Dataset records
-----

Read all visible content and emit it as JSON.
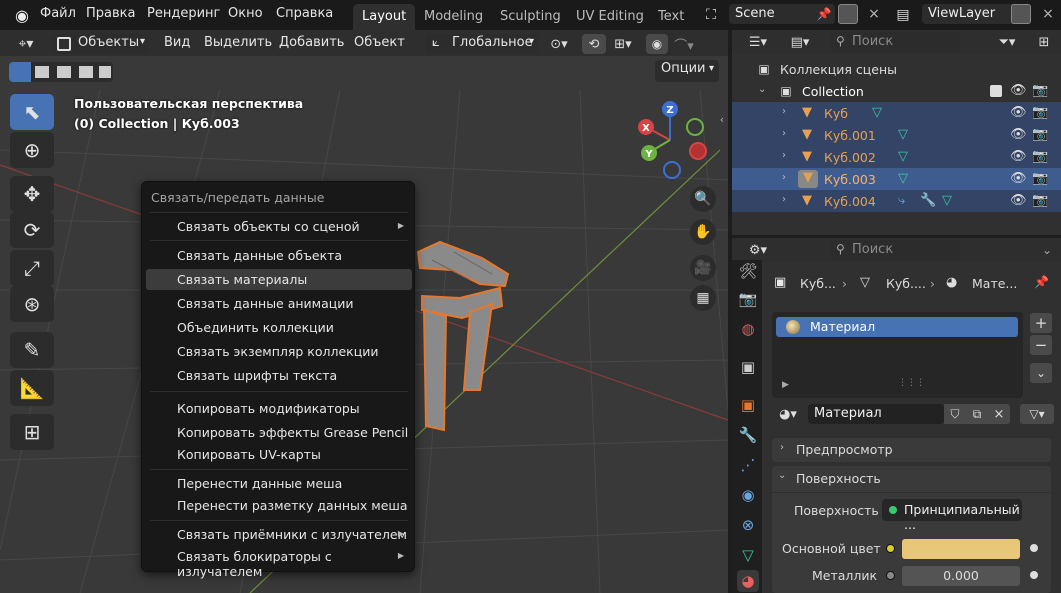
{
  "menu": {
    "file": "Файл",
    "edit": "Правка",
    "render": "Рендеринг",
    "window": "Окно",
    "help": "Справка"
  },
  "workspaces": [
    {
      "label": "Layout",
      "active": true
    },
    {
      "label": "Modeling",
      "active": false
    },
    {
      "label": "Sculpting",
      "active": false
    },
    {
      "label": "UV Editing",
      "active": false
    },
    {
      "label": "Text",
      "active": false
    }
  ],
  "scene": {
    "name": "Scene"
  },
  "view_layer": {
    "name": "ViewLayer"
  },
  "viewport_header": {
    "mode": "Объекты",
    "view": "Вид",
    "select": "Выделить",
    "add": "Добавить",
    "object": "Объект",
    "transform": "Глобальное",
    "options": "Опции"
  },
  "overlay": {
    "perspective": "Пользовательская перспектива",
    "collection_info": "(0) Collection | Куб.003"
  },
  "gizmo": {
    "z": "Z",
    "x": "X",
    "y": "Y"
  },
  "context_menu": {
    "title": "Связать/передать данные",
    "items": [
      {
        "label": "Связать объекты со сценой",
        "submenu": true
      },
      {
        "label": "Связать данные объекта",
        "submenu": false
      },
      {
        "label": "Связать материалы",
        "submenu": false,
        "highlighted": true
      },
      {
        "label": "Связать данные анимации",
        "submenu": false
      },
      {
        "label": "Объединить коллекции",
        "submenu": false
      },
      {
        "label": "Связать экземпляр коллекции",
        "submenu": false
      },
      {
        "label": "Связать шрифты текста",
        "submenu": false
      },
      {
        "label": "Копировать модификаторы",
        "submenu": false
      },
      {
        "label": "Копировать эффекты Grease Pencil",
        "submenu": false
      },
      {
        "label": "Копировать UV-карты",
        "submenu": false
      },
      {
        "label": "Перенести данные меша",
        "submenu": false
      },
      {
        "label": "Перенести разметку данных меша",
        "submenu": false
      },
      {
        "label": "Связать приёмники с излучателем",
        "submenu": true
      },
      {
        "label": "Связать блокираторы с излучателем",
        "submenu": true
      }
    ]
  },
  "outliner": {
    "search_placeholder": "Поиск",
    "scene_collection": "Коллекция сцены",
    "collection": "Collection",
    "objects": [
      {
        "name": "Куб",
        "state": "selected"
      },
      {
        "name": "Куб.001",
        "state": "selected"
      },
      {
        "name": "Куб.002",
        "state": "selected"
      },
      {
        "name": "Куб.003",
        "state": "active"
      },
      {
        "name": "Куб.004",
        "state": "selected"
      }
    ]
  },
  "properties": {
    "search_placeholder": "Поиск",
    "breadcrumb": [
      "Куб...",
      "Куб....",
      "Мате..."
    ],
    "material_slot": "Материал",
    "material_name": "Материал",
    "preview": "Предпросмотр",
    "surface_section": "Поверхность",
    "surface_label": "Поверхность",
    "surface_value": "Принципиальный ...",
    "base_color_label": "Основной цвет",
    "base_color": "#e8c878",
    "metallic_label": "Металлик",
    "metallic_value": "0.000"
  },
  "colors": {
    "accent": "#4772b3",
    "selected_object": "#e8772c",
    "object_icon": "#e8a050",
    "mesh_data": "#38c8a0"
  }
}
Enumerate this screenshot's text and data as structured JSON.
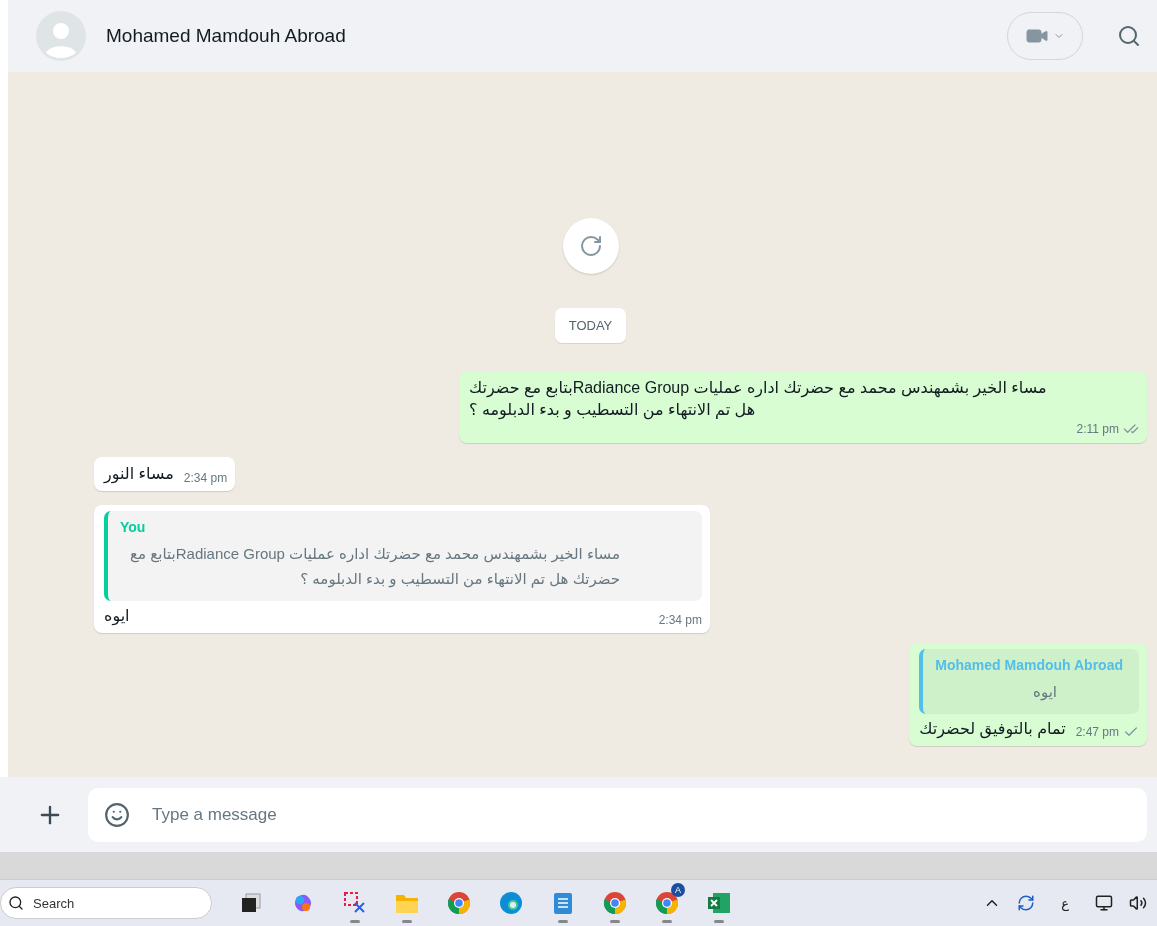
{
  "chat": {
    "contact_name": "Mohamed Mamdouh Abroad"
  },
  "date_badge": "TODAY",
  "messages": [
    {
      "kind": "out",
      "text": "مساء الخير بشمهندس محمد مع  حضرتك اداره عمليات Radiance Groupبتابع مع حضرتك هل تم الانتهاء من التسطيب و بدء الدبلومه ؟",
      "time": "2:11 pm",
      "delivered": true
    },
    {
      "kind": "in",
      "text": "مساء النور",
      "time": "2:34 pm"
    },
    {
      "kind": "in",
      "quote": {
        "author": "You",
        "color": "#06cf9c",
        "text": "مساء الخير بشمهندس محمد مع  حضرتك اداره عمليات Radiance Groupبتابع مع حضرتك هل تم الانتهاء من التسطيب و بدء الدبلومه ؟"
      },
      "text": "ايوه",
      "time": "2:34 pm"
    },
    {
      "kind": "out",
      "quote": {
        "author": "Mohamed Mamdouh Abroad",
        "color": "#53bdeb",
        "text": "ايوه"
      },
      "text": "تمام بالتوفيق لحضرتك",
      "time": "2:47 pm",
      "delivered": false
    }
  ],
  "composer": {
    "placeholder": "Type a message"
  },
  "taskbar": {
    "search_placeholder": "Search",
    "apps": [
      {
        "kind": "taskview",
        "running": false
      },
      {
        "kind": "copilot",
        "running": false
      },
      {
        "kind": "snip",
        "running": true
      },
      {
        "kind": "files",
        "running": true
      },
      {
        "kind": "chrome",
        "running": false
      },
      {
        "kind": "edge",
        "running": false
      },
      {
        "kind": "notepad",
        "running": true
      },
      {
        "kind": "chrome",
        "running": true
      },
      {
        "kind": "chrome",
        "running": true,
        "badge": "A"
      },
      {
        "kind": "excel",
        "running": true
      }
    ],
    "language": "ع"
  }
}
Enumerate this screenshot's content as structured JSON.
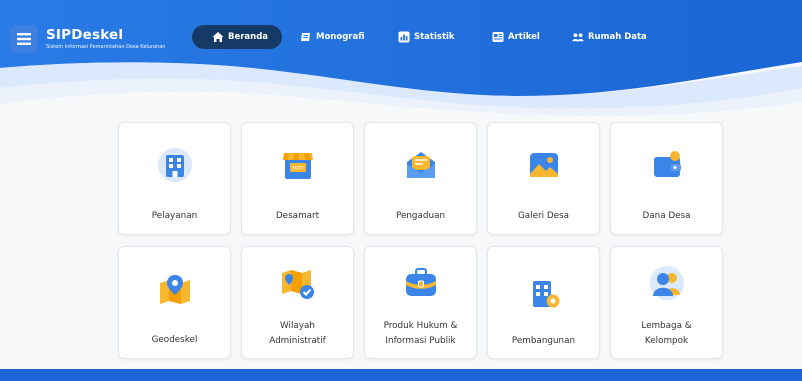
{
  "brand": {
    "name": "SIPDeskel",
    "subtitle": "Sistem Informasi Pemerintahan Desa Kelurahan"
  },
  "nav": {
    "items": [
      {
        "label": "Beranda",
        "icon": "home-icon",
        "active": true
      },
      {
        "label": "Monografi",
        "icon": "note-icon",
        "active": false
      },
      {
        "label": "Statistik",
        "icon": "stats-icon",
        "active": false
      },
      {
        "label": "Artikel",
        "icon": "news-icon",
        "active": false
      },
      {
        "label": "Rumah Data",
        "icon": "people-icon",
        "active": false
      }
    ]
  },
  "menu": {
    "items": [
      {
        "label": "Pelayanan",
        "icon": "building-icon"
      },
      {
        "label": "Desamart",
        "icon": "store-icon"
      },
      {
        "label": "Pengaduan",
        "icon": "message-icon"
      },
      {
        "label": "Galeri Desa",
        "icon": "image-icon"
      },
      {
        "label": "Dana Desa",
        "icon": "wallet-icon"
      },
      {
        "label": "Geodeskel",
        "icon": "map-icon"
      },
      {
        "label_line1": "Wilayah",
        "label_line2": "Administratif",
        "icon": "map-check-icon"
      },
      {
        "label_line1": "Produk Hukum &",
        "label_line2": "Informasi Publik",
        "icon": "briefcase-icon"
      },
      {
        "label": "Pembangunan",
        "icon": "building-gear-icon"
      },
      {
        "label_line1": "Lembaga &",
        "label_line2": "Kelompok",
        "icon": "group-icon"
      }
    ]
  },
  "colors": {
    "header": "#1f6fe0",
    "nav_active": "#163a66",
    "footer": "#1d64d8"
  }
}
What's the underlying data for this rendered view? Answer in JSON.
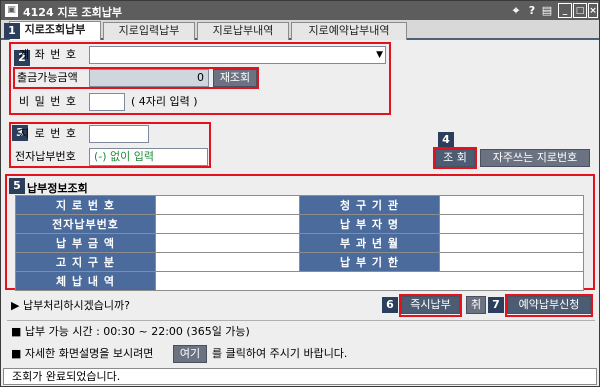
{
  "titlebar": {
    "app_icon": "app-icon",
    "title": "4124 지로 조회납부",
    "pin_icon": "pin-icon",
    "help_label": "?",
    "menu_label": "▤",
    "minimize_label": "_",
    "maximize_label": "□",
    "close_label": "×"
  },
  "tabs": [
    {
      "label": "지로조회납부",
      "active": true
    },
    {
      "label": "지로입력납부",
      "active": false
    },
    {
      "label": "지로납부내역",
      "active": false
    },
    {
      "label": "지로예약납부내역",
      "active": false
    }
  ],
  "badges": [
    "1",
    "2",
    "3",
    "4",
    "5",
    "6",
    "7"
  ],
  "account": {
    "account_label": "계 좌 번 호",
    "balance_label": "출금가능금액",
    "balance_value": "0",
    "reinquire_label": "재조회",
    "password_label": "비 밀 번 호",
    "password_hint": "( 4자리 입력 )"
  },
  "giro": {
    "giro_label": "지 로 번 호",
    "epay_label": "전자납부번호",
    "epay_placeholder": "(-) 없이 입력",
    "inquire_label": "조 회",
    "favorites_label": "자주쓰는 지로번호"
  },
  "info": {
    "section_title": "납부정보조회",
    "rows": [
      [
        "지 로 번 호",
        "청 구 기 관"
      ],
      [
        "전자납부번호",
        "납 부 자 명"
      ],
      [
        "납 부 금 액",
        "부 과 년 월"
      ],
      [
        "고 지 구 분",
        "납 부 기 한"
      ],
      [
        "체 납 내 역",
        ""
      ]
    ]
  },
  "actions": {
    "question": "▶ 납부처리하시겠습니까?",
    "pay_now_label": "즉시납부",
    "cancel_label": "취",
    "reserve_label": "예약납부신청"
  },
  "notes": {
    "hours": "■ 납부 가능 시간 : 00:30 ~ 22:00 (365일 가능)",
    "help_prefix": "■ 자세한 화면설명을 보시려면",
    "help_link": "여기",
    "help_suffix": "를 클릭하여 주시기 바랍니다."
  },
  "status": "조회가 완료되었습니다."
}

-----

_Required task:_ Return all lines containing the word "content".

_The answer:_
Read all visible content and emit it as JSON.
Enumerate this screenshot's content as structured JSON.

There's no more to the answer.